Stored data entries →
..........

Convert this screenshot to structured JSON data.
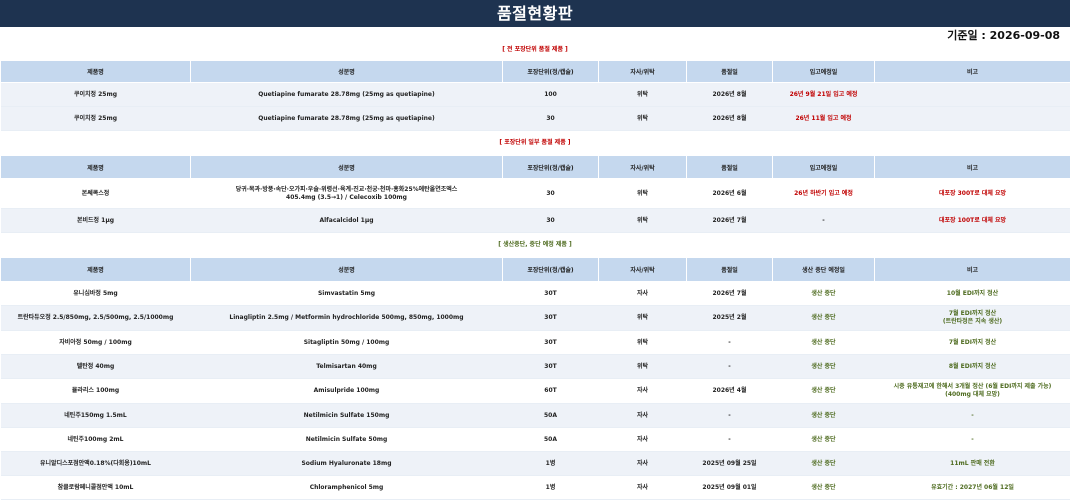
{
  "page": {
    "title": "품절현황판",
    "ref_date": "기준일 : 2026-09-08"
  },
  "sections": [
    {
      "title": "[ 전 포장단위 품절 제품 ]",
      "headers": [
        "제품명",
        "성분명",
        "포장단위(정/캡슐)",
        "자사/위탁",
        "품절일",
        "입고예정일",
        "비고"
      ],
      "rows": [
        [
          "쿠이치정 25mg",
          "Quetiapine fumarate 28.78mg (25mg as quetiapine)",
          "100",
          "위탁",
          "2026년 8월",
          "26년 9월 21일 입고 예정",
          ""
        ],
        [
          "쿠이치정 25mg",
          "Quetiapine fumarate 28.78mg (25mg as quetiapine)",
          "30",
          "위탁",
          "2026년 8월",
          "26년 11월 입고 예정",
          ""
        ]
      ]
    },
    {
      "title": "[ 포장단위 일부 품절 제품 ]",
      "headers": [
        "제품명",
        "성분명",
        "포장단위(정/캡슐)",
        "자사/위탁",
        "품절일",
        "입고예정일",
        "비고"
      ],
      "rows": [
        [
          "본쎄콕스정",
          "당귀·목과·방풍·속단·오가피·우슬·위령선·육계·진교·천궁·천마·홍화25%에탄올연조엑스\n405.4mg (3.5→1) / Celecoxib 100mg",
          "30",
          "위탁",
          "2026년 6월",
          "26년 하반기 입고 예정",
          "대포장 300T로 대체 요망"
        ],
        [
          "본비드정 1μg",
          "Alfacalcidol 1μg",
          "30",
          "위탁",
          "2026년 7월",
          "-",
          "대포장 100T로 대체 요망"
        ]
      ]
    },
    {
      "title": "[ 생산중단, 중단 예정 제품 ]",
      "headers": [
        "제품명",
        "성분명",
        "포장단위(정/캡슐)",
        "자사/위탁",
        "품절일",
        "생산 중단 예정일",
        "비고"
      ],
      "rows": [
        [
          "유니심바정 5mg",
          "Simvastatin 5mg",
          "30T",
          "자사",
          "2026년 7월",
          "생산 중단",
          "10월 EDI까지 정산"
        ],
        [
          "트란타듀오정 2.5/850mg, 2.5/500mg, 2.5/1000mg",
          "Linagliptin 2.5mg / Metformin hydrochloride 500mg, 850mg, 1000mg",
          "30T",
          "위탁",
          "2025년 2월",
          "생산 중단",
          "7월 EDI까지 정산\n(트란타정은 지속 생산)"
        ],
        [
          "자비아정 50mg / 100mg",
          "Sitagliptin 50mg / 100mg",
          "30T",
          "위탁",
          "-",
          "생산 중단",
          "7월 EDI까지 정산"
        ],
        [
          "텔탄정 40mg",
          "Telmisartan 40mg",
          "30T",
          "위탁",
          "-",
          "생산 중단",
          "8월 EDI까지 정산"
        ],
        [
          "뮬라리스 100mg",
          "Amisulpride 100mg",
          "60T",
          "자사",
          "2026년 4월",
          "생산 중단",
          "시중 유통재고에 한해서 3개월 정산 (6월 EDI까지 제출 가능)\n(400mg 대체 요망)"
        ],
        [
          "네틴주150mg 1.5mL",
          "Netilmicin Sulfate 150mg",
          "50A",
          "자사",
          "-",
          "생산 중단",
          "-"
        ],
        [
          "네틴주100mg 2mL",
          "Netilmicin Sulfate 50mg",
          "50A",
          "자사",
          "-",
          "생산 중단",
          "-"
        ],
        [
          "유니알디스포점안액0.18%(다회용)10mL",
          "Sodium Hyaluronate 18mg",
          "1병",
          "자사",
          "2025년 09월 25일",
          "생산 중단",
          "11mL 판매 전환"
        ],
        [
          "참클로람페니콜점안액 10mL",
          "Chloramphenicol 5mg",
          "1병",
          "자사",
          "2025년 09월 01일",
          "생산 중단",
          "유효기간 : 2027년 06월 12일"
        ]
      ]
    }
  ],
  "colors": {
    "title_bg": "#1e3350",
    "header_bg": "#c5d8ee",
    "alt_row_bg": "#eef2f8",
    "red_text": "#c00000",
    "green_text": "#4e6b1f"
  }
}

..........

PROMPT →
From the listing, extract all text exactly as given and drop any picture.

OUTPUT FOR THIS EXERCISE →
Convert this screenshot to structured JSON data.
{
  "page": {
    "title": "품절현황판",
    "ref_date": "기준일 : 2026-09-08"
  },
  "sections": [
    {
      "title": "[ 전 포장단위 품절 제품 ]",
      "headers": [
        "제품명",
        "성분명",
        "포장단위(정/캡슐)",
        "자사/위탁",
        "품절일",
        "입고예정일",
        "비고"
      ],
      "rows": [
        [
          "쿠이치정 25mg",
          "Quetiapine fumarate 28.78mg (25mg as quetiapine)",
          "100",
          "위탁",
          "2026년 8월",
          "26년 9월 21일 입고 예정",
          ""
        ],
        [
          "쿠이치정 25mg",
          "Quetiapine fumarate 28.78mg (25mg as quetiapine)",
          "30",
          "위탁",
          "2026년 8월",
          "26년 11월 입고 예정",
          ""
        ]
      ]
    },
    {
      "title": "[ 포장단위 일부 품절 제품 ]",
      "headers": [
        "제품명",
        "성분명",
        "포장단위(정/캡슐)",
        "자사/위탁",
        "품절일",
        "입고예정일",
        "비고"
      ],
      "rows": [
        [
          "본쎄콕스정",
          "당귀·목과·방풍·속단·오가피·우슬·위령선·육계·진교·천궁·천마·홍화25%에탄올연조엑스\n405.4mg (3.5→1) / Celecoxib 100mg",
          "30",
          "위탁",
          "2026년 6월",
          "26년 하반기 입고 예정",
          "대포장 300T로 대체 요망"
        ],
        [
          "본비드정 1μg",
          "Alfacalcidol 1μg",
          "30",
          "위탁",
          "2026년 7월",
          "-",
          "대포장 100T로 대체 요망"
        ]
      ]
    },
    {
      "title": "[ 생산중단, 중단 예정 제품 ]",
      "headers": [
        "제품명",
        "성분명",
        "포장단위(정/캡슐)",
        "자사/위탁",
        "품절일",
        "생산 중단 예정일",
        "비고"
      ],
      "rows": [
        [
          "유니심바정 5mg",
          "Simvastatin 5mg",
          "30T",
          "자사",
          "2026년 7월",
          "생산 중단",
          "10월 EDI까지 정산"
        ],
        [
          "트란타듀오정 2.5/850mg, 2.5/500mg, 2.5/1000mg",
          "Linagliptin 2.5mg / Metformin hydrochloride 500mg, 850mg, 1000mg",
          "30T",
          "위탁",
          "2025년 2월",
          "생산 중단",
          "7월 EDI까지 정산\n(트란타정은 지속 생산)"
        ],
        [
          "자비아정 50mg / 100mg",
          "Sitagliptin 50mg / 100mg",
          "30T",
          "위탁",
          "-",
          "생산 중단",
          "7월 EDI까지 정산"
        ],
        [
          "텔탄정 40mg",
          "Telmisartan 40mg",
          "30T",
          "위탁",
          "-",
          "생산 중단",
          "8월 EDI까지 정산"
        ],
        [
          "뮬라리스 100mg",
          "Amisulpride 100mg",
          "60T",
          "자사",
          "2026년 4월",
          "생산 중단",
          "시중 유통재고에 한해서 3개월 정산 (6월 EDI까지 제출 가능)\n(400mg 대체 요망)"
        ],
        [
          "네틴주150mg 1.5mL",
          "Netilmicin Sulfate 150mg",
          "50A",
          "자사",
          "-",
          "생산 중단",
          "-"
        ],
        [
          "네틴주100mg 2mL",
          "Netilmicin Sulfate 50mg",
          "50A",
          "자사",
          "-",
          "생산 중단",
          "-"
        ],
        [
          "유니알디스포점안액0.18%(다회용)10mL",
          "Sodium Hyaluronate 18mg",
          "1병",
          "자사",
          "2025년 09월 25일",
          "생산 중단",
          "11mL 판매 전환"
        ],
        [
          "참클로람페니콜점안액 10mL",
          "Chloramphenicol 5mg",
          "1병",
          "자사",
          "2025년 09월 01일",
          "생산 중단",
          "유효기간 : 2027년 06월 12일"
        ]
      ]
    }
  ],
  "colors": {
    "title_bg": "#1e3350",
    "header_bg": "#c5d8ee",
    "alt_row_bg": "#eef2f8",
    "red_text": "#c00000",
    "green_text": "#4e6b1f"
  }
}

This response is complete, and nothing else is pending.